▶ **EXERCISE**:
Retype the whole listing below, character for character.

▶ **DATA SUPPLIED**:
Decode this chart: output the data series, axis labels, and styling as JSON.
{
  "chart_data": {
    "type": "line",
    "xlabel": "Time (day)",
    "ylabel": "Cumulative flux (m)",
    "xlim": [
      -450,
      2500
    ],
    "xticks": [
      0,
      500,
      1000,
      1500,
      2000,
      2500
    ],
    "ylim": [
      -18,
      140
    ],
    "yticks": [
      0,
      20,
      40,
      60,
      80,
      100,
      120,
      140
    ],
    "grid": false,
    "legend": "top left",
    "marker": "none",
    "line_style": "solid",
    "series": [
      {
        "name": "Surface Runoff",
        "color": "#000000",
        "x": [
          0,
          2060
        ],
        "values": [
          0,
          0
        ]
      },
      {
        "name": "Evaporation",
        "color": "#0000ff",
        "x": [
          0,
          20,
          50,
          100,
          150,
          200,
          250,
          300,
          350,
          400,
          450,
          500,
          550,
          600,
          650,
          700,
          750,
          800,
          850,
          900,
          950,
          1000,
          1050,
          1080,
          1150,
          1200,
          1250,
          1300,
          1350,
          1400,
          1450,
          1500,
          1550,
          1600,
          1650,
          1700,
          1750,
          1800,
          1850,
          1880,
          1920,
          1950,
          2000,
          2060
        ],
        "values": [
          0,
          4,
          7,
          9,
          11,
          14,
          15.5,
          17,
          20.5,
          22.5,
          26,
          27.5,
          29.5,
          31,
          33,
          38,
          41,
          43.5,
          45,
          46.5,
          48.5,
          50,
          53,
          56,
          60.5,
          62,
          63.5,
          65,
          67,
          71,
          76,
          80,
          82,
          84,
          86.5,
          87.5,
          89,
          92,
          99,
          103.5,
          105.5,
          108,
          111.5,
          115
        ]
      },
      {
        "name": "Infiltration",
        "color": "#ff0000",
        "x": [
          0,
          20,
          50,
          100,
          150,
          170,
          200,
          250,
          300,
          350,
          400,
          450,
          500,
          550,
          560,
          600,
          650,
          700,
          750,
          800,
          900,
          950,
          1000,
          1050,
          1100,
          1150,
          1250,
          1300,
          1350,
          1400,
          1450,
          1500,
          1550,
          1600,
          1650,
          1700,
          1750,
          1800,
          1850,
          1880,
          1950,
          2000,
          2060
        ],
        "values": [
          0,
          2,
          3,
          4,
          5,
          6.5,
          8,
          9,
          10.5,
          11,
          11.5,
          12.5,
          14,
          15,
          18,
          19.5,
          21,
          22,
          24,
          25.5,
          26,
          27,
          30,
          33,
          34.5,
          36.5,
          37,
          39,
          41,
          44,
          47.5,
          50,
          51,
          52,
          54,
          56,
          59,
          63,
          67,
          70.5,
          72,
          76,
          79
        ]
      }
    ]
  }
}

▶ **WRITTEN RESPONSE**:
Decode this chart: output the data series, axis labels, and styling as JSON.
{
  "chart_data": {
    "type": "line",
    "xlabel": "Time (day)",
    "ylabel": "Cumulative flux (m)",
    "xlim": [
      -450,
      2500
    ],
    "xticks": [
      0,
      500,
      1000,
      1500,
      2000,
      2500
    ],
    "ylim": [
      -18,
      140
    ],
    "yticks": [
      0,
      20,
      40,
      60,
      80,
      100,
      120,
      140
    ],
    "grid": false,
    "legend": "top left",
    "marker": "none",
    "line_style": "solid",
    "series": [
      {
        "name": "Surface Runoff",
        "color": "#000000",
        "x": [
          0,
          2060
        ],
        "values": [
          0,
          0
        ]
      },
      {
        "name": "Evaporation",
        "color": "#0000ff",
        "x": [
          0,
          20,
          50,
          100,
          150,
          200,
          250,
          300,
          350,
          400,
          450,
          500,
          550,
          600,
          650,
          700,
          750,
          800,
          850,
          900,
          950,
          1000,
          1050,
          1080,
          1150,
          1200,
          1250,
          1300,
          1350,
          1400,
          1450,
          1500,
          1550,
          1600,
          1650,
          1700,
          1750,
          1800,
          1850,
          1880,
          1920,
          1950,
          2000,
          2060
        ],
        "values": [
          0,
          4,
          7,
          9,
          11,
          14,
          15.5,
          17,
          20.5,
          22.5,
          26,
          27.5,
          29.5,
          31,
          33,
          38,
          41,
          43.5,
          45,
          46.5,
          48.5,
          50,
          53,
          56,
          60.5,
          62,
          63.5,
          65,
          67,
          71,
          76,
          80,
          82,
          84,
          86.5,
          87.5,
          89,
          92,
          99,
          103.5,
          105.5,
          108,
          111.5,
          115
        ]
      },
      {
        "name": "Infiltration",
        "color": "#ff0000",
        "x": [
          0,
          20,
          50,
          100,
          150,
          170,
          200,
          250,
          300,
          350,
          400,
          450,
          500,
          550,
          560,
          600,
          650,
          700,
          750,
          800,
          900,
          950,
          1000,
          1050,
          1100,
          1150,
          1250,
          1300,
          1350,
          1400,
          1450,
          1500,
          1550,
          1600,
          1650,
          1700,
          1750,
          1800,
          1850,
          1880,
          1950,
          2000,
          2060
        ],
        "values": [
          0,
          2,
          3,
          4,
          5,
          6.5,
          8,
          9,
          10.5,
          11,
          11.5,
          12.5,
          14,
          15,
          18,
          19.5,
          21,
          22,
          24,
          25.5,
          26,
          27,
          30,
          33,
          34.5,
          36.5,
          37,
          39,
          41,
          44,
          47.5,
          50,
          51,
          52,
          54,
          56,
          59,
          63,
          67,
          70.5,
          72,
          76,
          79
        ]
      }
    ]
  }
}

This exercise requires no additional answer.